# Records from a collection
■ ■ ■ ■

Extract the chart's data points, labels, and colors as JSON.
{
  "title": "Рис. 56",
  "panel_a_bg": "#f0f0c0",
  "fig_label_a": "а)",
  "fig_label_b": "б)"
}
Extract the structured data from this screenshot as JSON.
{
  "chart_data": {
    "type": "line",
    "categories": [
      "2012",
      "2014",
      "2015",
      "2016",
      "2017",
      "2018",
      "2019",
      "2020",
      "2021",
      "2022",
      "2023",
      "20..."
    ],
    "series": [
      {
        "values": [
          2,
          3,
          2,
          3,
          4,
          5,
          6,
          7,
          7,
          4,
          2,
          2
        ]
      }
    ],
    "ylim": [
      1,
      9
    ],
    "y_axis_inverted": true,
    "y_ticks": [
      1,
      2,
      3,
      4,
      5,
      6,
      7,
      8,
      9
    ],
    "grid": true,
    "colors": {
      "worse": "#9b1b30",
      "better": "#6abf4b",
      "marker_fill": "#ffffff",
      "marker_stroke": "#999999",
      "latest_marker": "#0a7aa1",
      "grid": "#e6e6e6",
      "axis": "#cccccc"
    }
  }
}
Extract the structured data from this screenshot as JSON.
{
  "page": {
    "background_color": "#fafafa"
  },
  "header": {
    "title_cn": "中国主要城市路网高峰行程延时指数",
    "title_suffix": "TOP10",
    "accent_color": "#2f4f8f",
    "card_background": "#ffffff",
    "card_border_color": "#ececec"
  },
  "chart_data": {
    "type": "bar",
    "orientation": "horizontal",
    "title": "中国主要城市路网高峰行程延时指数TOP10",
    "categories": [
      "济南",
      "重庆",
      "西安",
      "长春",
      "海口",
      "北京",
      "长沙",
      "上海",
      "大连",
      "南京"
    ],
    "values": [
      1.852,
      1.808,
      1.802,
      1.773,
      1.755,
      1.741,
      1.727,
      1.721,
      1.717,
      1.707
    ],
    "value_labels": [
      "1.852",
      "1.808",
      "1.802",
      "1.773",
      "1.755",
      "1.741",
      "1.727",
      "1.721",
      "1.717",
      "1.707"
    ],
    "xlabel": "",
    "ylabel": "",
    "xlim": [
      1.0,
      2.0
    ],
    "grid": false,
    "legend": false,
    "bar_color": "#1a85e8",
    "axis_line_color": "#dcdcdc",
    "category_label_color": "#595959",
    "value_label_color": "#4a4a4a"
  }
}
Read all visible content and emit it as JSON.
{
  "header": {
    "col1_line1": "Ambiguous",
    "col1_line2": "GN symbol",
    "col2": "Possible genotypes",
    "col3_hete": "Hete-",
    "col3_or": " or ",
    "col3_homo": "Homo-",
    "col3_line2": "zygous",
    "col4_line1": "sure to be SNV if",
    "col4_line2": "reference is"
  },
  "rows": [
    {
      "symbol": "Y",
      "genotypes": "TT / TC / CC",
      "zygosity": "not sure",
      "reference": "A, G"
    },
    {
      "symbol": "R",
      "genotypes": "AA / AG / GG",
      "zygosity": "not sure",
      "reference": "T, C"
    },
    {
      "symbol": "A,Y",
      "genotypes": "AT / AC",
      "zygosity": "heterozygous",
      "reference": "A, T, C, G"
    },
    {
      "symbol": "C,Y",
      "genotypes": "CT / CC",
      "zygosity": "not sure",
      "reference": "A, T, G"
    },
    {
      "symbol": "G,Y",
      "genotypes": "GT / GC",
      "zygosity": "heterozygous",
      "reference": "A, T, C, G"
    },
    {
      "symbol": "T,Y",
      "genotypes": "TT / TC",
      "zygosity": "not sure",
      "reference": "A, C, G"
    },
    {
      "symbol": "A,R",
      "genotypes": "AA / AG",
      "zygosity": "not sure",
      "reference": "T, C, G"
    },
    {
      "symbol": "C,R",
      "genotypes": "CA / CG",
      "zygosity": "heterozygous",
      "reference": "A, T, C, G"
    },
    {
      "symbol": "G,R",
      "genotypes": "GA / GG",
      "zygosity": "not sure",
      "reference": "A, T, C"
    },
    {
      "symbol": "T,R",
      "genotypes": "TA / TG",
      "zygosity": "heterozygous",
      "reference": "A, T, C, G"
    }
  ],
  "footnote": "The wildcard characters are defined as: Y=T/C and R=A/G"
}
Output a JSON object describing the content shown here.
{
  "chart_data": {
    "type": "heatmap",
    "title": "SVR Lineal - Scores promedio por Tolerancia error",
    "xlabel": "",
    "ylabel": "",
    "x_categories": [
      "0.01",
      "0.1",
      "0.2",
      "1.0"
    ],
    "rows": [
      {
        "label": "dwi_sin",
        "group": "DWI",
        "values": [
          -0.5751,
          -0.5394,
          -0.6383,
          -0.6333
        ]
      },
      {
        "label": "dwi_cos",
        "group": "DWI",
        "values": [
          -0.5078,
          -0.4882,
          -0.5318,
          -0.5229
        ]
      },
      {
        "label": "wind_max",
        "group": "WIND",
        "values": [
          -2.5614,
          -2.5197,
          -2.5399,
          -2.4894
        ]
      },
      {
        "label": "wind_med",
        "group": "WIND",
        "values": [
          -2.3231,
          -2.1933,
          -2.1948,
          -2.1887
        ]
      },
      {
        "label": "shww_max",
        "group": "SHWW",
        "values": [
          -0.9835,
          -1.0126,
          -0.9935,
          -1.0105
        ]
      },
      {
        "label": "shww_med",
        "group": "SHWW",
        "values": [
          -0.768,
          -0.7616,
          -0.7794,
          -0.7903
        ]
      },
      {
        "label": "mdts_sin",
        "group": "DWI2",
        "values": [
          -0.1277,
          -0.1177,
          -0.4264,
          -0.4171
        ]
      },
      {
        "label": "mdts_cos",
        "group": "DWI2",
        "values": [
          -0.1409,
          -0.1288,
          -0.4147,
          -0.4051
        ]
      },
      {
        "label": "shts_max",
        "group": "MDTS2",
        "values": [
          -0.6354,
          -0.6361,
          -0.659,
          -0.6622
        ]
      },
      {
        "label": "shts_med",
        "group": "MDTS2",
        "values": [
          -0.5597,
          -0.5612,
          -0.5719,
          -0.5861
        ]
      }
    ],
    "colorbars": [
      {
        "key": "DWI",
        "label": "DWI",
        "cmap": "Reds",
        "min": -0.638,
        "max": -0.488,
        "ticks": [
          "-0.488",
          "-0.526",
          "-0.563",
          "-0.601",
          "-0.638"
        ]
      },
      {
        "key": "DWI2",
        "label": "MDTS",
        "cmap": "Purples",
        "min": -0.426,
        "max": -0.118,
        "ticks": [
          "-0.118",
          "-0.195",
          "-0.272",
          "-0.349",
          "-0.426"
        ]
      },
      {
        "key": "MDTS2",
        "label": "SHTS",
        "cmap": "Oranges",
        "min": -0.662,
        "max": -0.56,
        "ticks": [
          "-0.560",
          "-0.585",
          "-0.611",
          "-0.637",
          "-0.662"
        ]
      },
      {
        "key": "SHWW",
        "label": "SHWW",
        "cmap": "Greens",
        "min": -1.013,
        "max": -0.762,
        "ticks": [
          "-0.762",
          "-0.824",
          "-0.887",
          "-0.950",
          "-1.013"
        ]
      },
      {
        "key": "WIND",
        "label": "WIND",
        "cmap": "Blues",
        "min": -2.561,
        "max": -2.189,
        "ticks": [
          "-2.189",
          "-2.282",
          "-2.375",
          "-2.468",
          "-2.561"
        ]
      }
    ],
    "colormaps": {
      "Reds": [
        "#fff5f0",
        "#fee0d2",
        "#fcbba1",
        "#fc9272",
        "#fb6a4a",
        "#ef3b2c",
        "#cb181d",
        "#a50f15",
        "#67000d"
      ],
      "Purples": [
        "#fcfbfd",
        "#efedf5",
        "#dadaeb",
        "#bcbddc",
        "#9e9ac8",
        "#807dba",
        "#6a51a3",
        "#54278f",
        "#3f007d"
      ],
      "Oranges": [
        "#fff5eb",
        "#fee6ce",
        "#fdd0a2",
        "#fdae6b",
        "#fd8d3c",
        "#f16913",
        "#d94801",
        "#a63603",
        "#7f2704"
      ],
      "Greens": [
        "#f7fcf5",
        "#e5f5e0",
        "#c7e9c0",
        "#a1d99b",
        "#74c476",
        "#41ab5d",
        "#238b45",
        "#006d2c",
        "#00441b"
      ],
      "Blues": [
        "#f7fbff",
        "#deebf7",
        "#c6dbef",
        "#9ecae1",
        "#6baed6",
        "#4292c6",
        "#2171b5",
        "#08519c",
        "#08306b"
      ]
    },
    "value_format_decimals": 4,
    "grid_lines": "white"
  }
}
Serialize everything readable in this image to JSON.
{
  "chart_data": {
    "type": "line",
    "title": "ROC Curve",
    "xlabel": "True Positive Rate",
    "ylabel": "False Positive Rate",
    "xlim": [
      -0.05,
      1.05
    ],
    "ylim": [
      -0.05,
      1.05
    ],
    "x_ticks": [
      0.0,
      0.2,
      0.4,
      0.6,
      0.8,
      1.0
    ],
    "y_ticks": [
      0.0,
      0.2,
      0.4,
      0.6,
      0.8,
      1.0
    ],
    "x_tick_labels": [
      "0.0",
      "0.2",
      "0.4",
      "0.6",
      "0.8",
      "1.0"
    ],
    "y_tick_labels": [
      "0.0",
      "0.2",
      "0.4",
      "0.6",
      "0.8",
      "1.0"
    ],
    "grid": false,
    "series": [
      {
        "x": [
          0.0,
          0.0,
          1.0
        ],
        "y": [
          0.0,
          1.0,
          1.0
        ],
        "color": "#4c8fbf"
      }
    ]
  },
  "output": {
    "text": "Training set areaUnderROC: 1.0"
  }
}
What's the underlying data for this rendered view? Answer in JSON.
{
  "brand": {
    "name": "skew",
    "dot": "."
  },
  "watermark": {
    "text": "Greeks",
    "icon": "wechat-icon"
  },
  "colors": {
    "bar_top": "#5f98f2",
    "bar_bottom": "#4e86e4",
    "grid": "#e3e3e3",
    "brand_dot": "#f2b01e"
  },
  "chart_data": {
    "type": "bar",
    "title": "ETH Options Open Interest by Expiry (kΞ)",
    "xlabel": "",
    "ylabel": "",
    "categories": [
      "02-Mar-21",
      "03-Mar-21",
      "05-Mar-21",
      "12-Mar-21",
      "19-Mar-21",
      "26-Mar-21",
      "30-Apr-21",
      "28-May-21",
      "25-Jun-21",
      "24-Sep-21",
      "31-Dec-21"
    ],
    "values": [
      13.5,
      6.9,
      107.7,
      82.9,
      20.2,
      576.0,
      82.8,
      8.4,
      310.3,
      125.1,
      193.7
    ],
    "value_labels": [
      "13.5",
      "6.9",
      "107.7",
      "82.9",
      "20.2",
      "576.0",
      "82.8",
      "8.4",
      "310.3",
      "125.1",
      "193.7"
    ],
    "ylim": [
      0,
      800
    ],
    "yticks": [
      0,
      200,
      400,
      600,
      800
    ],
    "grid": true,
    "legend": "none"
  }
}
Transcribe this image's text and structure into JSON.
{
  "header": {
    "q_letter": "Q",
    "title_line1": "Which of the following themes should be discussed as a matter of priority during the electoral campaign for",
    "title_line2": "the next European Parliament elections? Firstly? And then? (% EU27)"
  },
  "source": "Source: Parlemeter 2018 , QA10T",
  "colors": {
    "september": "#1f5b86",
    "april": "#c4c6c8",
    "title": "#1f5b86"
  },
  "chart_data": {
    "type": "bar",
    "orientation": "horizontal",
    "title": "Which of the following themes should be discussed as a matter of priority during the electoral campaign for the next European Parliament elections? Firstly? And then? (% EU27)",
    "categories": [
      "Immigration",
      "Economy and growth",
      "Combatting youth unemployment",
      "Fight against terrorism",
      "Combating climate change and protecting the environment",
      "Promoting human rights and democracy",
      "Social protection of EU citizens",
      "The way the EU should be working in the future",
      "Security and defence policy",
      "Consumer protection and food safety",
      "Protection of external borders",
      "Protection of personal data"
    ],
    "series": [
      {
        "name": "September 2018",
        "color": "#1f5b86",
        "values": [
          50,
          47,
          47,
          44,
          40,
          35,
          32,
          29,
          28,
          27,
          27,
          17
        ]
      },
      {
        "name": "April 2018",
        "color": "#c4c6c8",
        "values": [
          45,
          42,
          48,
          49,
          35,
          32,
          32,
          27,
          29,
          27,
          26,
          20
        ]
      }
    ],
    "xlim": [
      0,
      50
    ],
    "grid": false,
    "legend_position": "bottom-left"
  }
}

■ ■ ■ ■

# Instructions for the task
Gather each line that holds "colors".

# Written response
Extract the chart's data points, labels, and colors as JSON.
    "colors": {
  "colors": {
  "colors": {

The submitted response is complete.